Required work
A. In the article about the home carved into a seaside cliff, which government body served the eviction notice?
B. Retype the cliff-home article, everything from "By PESACH BENSON" down to "around his home.".
begin Excerpt provided
By PESACH BENSON
A man who literally carved a home for himself in a seaside cliff faces eviction after having lived there for nearly half a century.
“I really love the sea,” said Nissim Kahlon. “I don’t have money to buy a home.”
Wearing a yellow T-shirt with a four-cornered fringed religious garment known as tzitzit on top and a large gray knit skullcap, he showed this reporter around his home.
The residence is carved into a seaside cliff on the outskirts of the upscale city of Herzliya. What began as an 26-foot-wide room is now a warren of rooms, tunnels and stairs, decorated with seashells, wood, stones, glass and ceramics of all colors. Despite a heat wave, the house is surprisingly cool and airy. It is connected to electricity and plumbing, and the kitchen sports a gas stove. Other than conversation, the only sounds were the tinkling of hanging decorations swaying in the breeze and the crashing of the waves.
The Environmental Protection Ministry recently served Kahlon, 77, with an eviction notice. The ministry says the home was built illegally and threatens the coastline.
end Excerpt provided
begin Stored data
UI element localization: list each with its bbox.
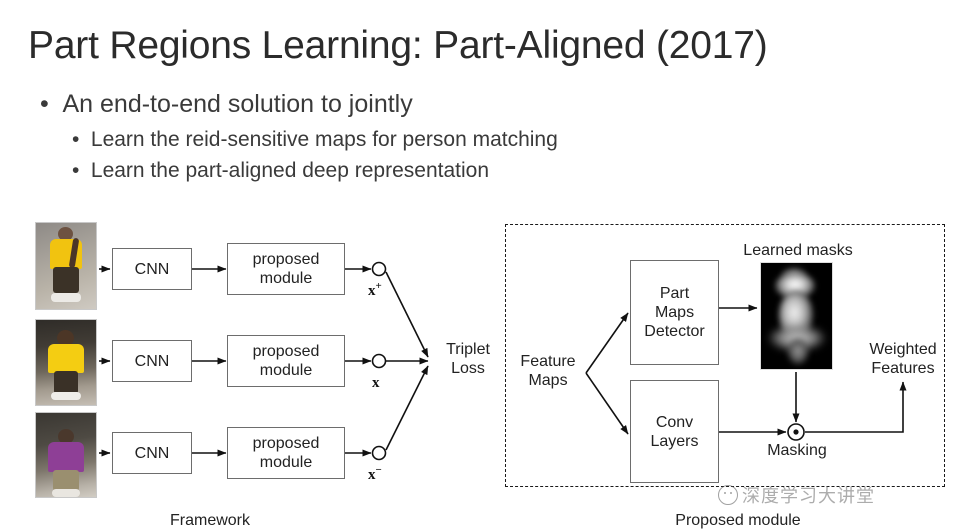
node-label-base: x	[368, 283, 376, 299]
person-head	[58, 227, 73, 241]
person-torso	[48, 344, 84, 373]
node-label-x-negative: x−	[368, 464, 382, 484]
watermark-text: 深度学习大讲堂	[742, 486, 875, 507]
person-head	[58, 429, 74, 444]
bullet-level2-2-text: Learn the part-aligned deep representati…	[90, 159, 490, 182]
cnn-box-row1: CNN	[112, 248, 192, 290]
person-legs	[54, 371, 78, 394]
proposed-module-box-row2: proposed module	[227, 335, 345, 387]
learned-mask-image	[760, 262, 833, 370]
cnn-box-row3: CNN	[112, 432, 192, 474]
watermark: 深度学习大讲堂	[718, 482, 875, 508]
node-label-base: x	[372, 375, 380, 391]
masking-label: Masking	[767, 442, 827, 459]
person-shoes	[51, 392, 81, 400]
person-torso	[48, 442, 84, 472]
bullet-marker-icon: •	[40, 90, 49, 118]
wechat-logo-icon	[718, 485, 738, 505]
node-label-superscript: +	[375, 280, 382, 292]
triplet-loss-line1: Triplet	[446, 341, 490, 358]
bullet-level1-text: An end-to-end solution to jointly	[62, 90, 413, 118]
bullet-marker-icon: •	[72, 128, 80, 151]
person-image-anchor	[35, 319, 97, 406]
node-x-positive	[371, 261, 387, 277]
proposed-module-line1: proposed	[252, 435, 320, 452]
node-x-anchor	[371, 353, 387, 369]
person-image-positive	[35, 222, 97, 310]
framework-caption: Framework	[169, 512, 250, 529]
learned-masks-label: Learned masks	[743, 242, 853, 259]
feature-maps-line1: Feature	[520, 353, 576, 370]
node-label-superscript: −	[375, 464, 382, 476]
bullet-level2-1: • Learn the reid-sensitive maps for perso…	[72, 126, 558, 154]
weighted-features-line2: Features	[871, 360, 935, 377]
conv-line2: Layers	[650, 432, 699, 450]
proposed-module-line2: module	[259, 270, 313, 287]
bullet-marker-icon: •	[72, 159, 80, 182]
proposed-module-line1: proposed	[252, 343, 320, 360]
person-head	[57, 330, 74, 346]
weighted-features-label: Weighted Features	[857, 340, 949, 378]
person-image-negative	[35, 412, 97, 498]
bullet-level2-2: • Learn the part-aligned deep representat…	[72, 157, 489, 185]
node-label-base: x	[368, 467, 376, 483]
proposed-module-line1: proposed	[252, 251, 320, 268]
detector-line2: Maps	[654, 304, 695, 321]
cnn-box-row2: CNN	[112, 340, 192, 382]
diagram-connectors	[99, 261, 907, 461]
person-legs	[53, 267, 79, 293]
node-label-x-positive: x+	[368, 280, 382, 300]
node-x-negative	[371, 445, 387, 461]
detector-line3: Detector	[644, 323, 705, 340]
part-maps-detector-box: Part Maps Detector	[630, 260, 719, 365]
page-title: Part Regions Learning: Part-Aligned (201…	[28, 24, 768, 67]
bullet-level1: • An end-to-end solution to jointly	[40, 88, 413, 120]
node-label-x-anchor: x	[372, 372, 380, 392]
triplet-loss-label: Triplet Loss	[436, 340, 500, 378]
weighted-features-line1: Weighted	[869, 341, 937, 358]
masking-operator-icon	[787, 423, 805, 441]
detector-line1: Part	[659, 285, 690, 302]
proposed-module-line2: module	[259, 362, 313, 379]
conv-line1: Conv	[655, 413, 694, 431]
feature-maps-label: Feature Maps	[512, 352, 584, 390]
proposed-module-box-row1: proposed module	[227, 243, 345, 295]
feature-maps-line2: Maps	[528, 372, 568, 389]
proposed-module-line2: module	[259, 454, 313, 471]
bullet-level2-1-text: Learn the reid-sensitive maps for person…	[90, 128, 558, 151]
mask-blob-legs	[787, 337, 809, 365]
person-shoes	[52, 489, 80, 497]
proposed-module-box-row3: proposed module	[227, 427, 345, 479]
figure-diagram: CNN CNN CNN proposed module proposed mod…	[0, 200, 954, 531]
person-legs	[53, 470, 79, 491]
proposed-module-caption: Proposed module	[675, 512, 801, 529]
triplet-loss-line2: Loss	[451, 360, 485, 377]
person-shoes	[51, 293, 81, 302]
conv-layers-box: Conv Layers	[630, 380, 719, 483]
end Stored data
begin Stored data
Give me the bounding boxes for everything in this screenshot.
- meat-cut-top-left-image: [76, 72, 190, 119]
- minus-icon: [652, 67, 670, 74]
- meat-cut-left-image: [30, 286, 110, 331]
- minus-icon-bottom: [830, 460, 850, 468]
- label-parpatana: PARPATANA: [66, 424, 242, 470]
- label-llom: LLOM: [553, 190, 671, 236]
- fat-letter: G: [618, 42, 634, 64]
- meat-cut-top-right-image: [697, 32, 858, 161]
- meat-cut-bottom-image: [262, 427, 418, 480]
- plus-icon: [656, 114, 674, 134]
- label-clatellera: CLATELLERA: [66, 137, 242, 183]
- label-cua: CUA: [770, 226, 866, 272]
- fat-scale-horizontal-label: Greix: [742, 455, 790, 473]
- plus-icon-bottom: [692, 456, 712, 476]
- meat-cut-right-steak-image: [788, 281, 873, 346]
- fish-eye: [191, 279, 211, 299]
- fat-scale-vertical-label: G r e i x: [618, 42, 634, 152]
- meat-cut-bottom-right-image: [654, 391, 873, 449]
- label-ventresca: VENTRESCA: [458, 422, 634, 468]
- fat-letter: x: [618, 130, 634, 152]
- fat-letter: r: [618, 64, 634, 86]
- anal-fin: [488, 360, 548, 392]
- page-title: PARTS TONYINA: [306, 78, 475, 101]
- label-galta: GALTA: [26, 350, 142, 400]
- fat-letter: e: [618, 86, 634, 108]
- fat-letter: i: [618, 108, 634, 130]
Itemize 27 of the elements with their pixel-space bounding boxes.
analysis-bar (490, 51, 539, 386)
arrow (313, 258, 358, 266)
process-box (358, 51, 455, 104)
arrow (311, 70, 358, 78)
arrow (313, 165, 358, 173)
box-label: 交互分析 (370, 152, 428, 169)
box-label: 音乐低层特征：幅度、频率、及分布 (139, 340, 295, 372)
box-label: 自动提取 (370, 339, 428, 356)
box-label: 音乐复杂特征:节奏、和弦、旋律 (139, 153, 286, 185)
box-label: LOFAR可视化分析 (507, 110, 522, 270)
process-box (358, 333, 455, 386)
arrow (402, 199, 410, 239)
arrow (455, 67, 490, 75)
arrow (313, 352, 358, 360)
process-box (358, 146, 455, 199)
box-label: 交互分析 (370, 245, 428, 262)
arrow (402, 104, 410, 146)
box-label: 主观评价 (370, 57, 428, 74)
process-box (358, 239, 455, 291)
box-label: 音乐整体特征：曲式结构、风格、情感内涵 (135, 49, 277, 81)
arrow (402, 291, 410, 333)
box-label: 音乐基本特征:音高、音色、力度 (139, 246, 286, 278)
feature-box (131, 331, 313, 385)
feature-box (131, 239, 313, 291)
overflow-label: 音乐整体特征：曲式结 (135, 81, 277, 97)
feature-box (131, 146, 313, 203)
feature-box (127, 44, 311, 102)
end Stored data
Exercise results
A. The Environmental Protection Ministry

B.
By PESACH BENSON
A man who literally carved a home for himself in a seaside cliff faces eviction after having lived there for nearly half a century.
“I really love the sea,” said Nissim Kahlon. “I don’t have money to buy a home.”
Wearing a yellow T-shirt with a four-cornered fringed religious garment known as tzitzit on top and a large gray knit skullcap, he showed this reporter around his home.